Records from a data collection
########################################

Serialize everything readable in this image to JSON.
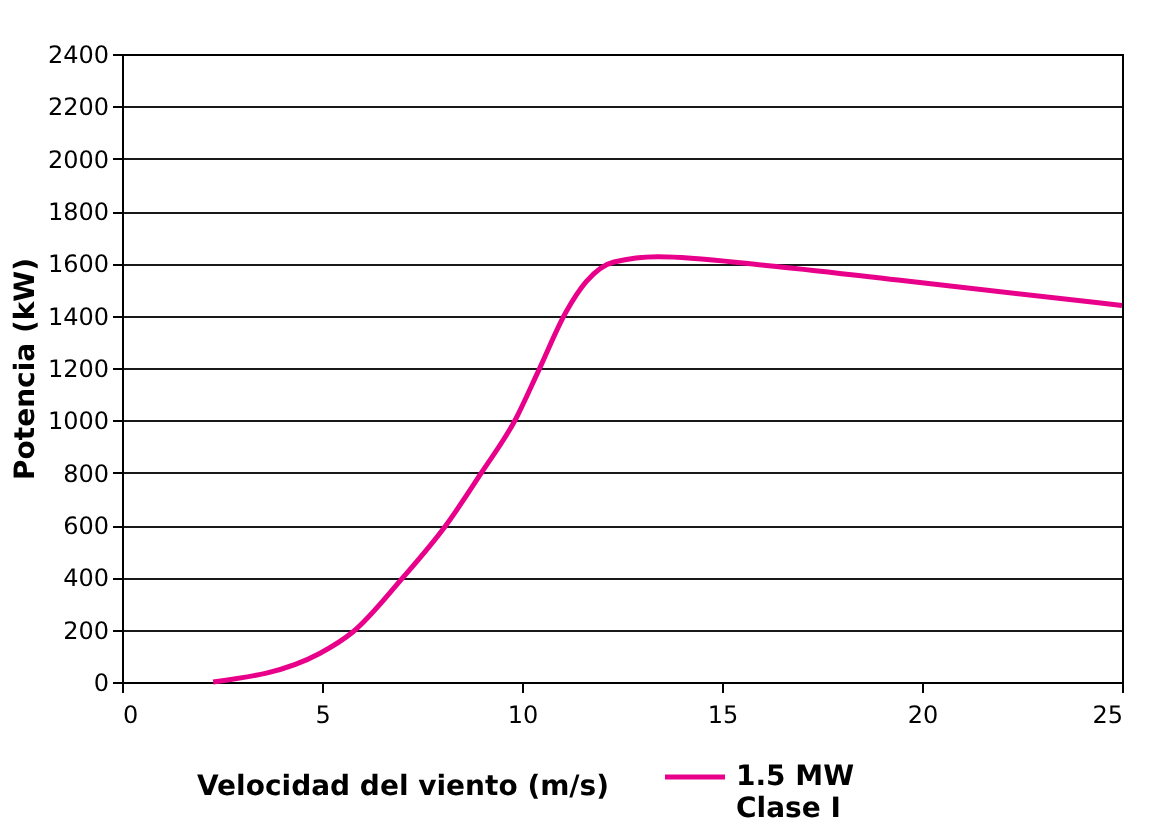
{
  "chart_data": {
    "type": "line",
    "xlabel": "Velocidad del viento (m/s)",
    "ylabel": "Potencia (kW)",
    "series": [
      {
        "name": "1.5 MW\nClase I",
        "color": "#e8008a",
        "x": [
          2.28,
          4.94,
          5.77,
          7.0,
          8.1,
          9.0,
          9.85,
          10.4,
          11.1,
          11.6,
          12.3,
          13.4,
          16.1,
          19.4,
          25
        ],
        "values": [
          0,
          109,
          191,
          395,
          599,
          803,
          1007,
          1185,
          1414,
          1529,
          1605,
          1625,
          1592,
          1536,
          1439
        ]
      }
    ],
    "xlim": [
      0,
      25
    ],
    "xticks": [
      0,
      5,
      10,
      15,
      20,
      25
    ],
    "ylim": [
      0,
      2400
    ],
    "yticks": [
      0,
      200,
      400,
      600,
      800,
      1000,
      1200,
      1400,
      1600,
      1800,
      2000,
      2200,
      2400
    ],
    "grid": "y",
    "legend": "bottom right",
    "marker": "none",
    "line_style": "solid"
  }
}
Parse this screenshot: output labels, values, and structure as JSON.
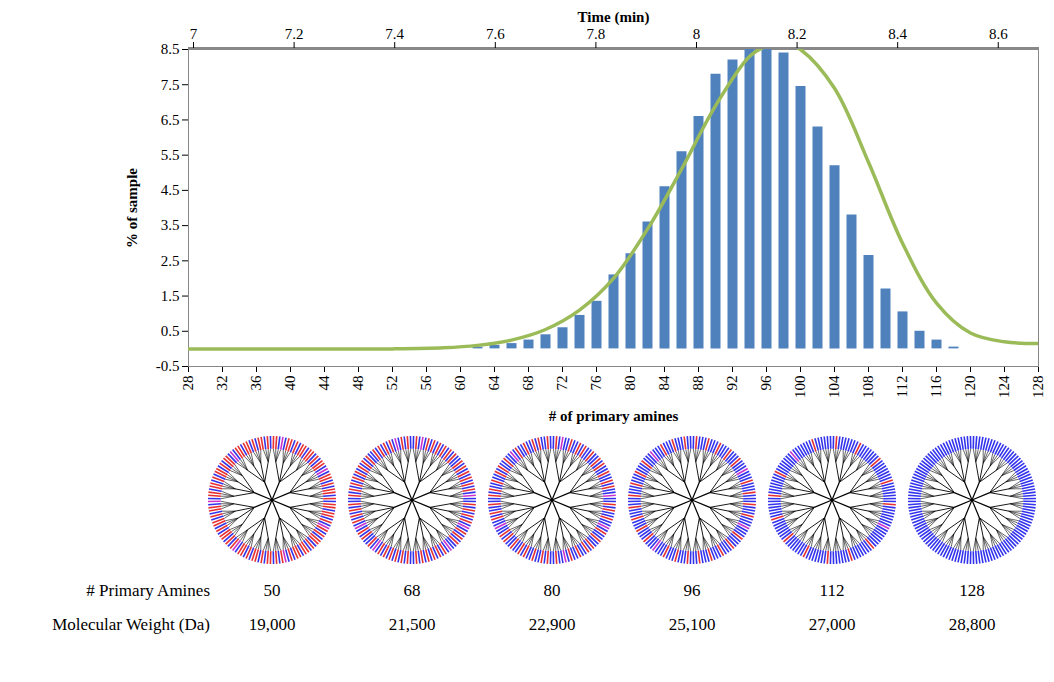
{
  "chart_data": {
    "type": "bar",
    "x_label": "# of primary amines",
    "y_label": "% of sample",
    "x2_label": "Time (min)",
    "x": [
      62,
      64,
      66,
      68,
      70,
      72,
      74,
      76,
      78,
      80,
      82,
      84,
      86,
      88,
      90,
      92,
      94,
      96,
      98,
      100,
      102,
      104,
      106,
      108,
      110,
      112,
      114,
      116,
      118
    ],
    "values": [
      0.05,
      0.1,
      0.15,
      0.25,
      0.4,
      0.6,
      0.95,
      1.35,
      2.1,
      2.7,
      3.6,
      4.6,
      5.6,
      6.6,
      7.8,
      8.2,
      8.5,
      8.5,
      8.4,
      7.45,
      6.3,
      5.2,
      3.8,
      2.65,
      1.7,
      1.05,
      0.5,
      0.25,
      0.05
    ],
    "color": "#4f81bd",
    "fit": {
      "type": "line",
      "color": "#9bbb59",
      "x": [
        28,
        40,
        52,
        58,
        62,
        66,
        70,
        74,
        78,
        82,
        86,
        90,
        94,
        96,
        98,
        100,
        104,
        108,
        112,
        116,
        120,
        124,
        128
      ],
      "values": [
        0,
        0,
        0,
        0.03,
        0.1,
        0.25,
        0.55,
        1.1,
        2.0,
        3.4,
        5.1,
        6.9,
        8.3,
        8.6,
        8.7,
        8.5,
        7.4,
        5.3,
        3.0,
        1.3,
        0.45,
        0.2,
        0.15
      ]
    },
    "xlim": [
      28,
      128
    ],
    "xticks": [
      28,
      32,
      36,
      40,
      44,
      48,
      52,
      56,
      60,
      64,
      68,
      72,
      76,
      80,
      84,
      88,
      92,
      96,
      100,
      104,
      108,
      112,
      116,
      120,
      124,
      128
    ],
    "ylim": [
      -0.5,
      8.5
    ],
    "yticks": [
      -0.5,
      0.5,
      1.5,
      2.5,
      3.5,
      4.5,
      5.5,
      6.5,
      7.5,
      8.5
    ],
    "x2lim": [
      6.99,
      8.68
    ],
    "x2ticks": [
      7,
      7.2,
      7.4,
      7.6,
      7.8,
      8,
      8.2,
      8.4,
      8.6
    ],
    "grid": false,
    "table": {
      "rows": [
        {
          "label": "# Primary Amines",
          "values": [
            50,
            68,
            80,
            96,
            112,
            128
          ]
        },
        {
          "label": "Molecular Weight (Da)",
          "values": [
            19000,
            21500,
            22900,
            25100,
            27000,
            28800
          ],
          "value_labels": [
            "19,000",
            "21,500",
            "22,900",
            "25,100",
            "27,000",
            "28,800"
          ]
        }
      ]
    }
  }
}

########################################

## WORK TO BE COMPLETED
Scan the data for the word "JSON" and copy every line where it shows up.

## ANSWER TO THIS PROBLEM
Serialize everything readable in this image to JSON.
Parse this screenshot: output labels, values, and structure as JSON.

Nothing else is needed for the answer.